-- Material for this exercise --
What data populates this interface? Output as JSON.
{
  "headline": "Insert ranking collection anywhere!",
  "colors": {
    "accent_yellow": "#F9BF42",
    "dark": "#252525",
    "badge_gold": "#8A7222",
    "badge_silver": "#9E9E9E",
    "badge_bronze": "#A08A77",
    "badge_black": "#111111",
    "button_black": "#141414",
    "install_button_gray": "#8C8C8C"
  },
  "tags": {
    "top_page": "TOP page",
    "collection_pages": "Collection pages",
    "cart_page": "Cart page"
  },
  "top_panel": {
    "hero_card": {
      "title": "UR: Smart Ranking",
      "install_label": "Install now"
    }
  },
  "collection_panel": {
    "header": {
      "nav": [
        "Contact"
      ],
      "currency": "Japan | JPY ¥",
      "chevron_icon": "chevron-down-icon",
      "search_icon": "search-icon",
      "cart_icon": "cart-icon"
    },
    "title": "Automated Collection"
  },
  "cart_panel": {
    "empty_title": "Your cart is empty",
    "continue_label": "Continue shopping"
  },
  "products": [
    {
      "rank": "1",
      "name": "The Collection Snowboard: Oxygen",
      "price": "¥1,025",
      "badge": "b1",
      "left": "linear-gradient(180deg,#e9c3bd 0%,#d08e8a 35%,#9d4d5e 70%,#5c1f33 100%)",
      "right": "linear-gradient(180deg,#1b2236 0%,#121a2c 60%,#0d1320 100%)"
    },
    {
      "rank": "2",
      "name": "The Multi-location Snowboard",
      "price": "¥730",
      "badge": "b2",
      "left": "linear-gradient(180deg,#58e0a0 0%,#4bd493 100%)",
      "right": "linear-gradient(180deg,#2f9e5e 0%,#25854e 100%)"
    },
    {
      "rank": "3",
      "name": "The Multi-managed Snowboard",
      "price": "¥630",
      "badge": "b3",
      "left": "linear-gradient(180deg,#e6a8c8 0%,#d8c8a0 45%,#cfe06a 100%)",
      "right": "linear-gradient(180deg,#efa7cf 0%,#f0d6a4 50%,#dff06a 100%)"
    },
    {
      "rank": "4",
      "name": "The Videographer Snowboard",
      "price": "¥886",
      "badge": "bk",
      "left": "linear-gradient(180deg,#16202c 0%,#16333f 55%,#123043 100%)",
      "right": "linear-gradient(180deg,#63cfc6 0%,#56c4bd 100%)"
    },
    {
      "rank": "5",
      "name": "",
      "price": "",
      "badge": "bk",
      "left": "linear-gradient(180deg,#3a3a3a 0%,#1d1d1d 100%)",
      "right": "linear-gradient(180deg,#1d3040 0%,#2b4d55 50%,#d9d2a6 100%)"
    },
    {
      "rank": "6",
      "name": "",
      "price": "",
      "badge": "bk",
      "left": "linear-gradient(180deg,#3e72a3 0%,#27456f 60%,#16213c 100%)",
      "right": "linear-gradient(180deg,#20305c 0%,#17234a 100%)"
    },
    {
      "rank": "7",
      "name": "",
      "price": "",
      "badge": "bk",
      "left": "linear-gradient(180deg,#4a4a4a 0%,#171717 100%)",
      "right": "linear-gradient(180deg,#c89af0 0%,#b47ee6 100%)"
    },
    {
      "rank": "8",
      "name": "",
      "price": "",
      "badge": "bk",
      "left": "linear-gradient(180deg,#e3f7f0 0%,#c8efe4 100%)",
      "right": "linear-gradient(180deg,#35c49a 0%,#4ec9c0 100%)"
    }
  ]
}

-- Your instructions --
Identify and copy the lines holding the word "icon".

-- Answer --
      "chevron_icon": "chevron-down-icon",
      "search_icon": "search-icon",
      "cart_icon": "cart-icon"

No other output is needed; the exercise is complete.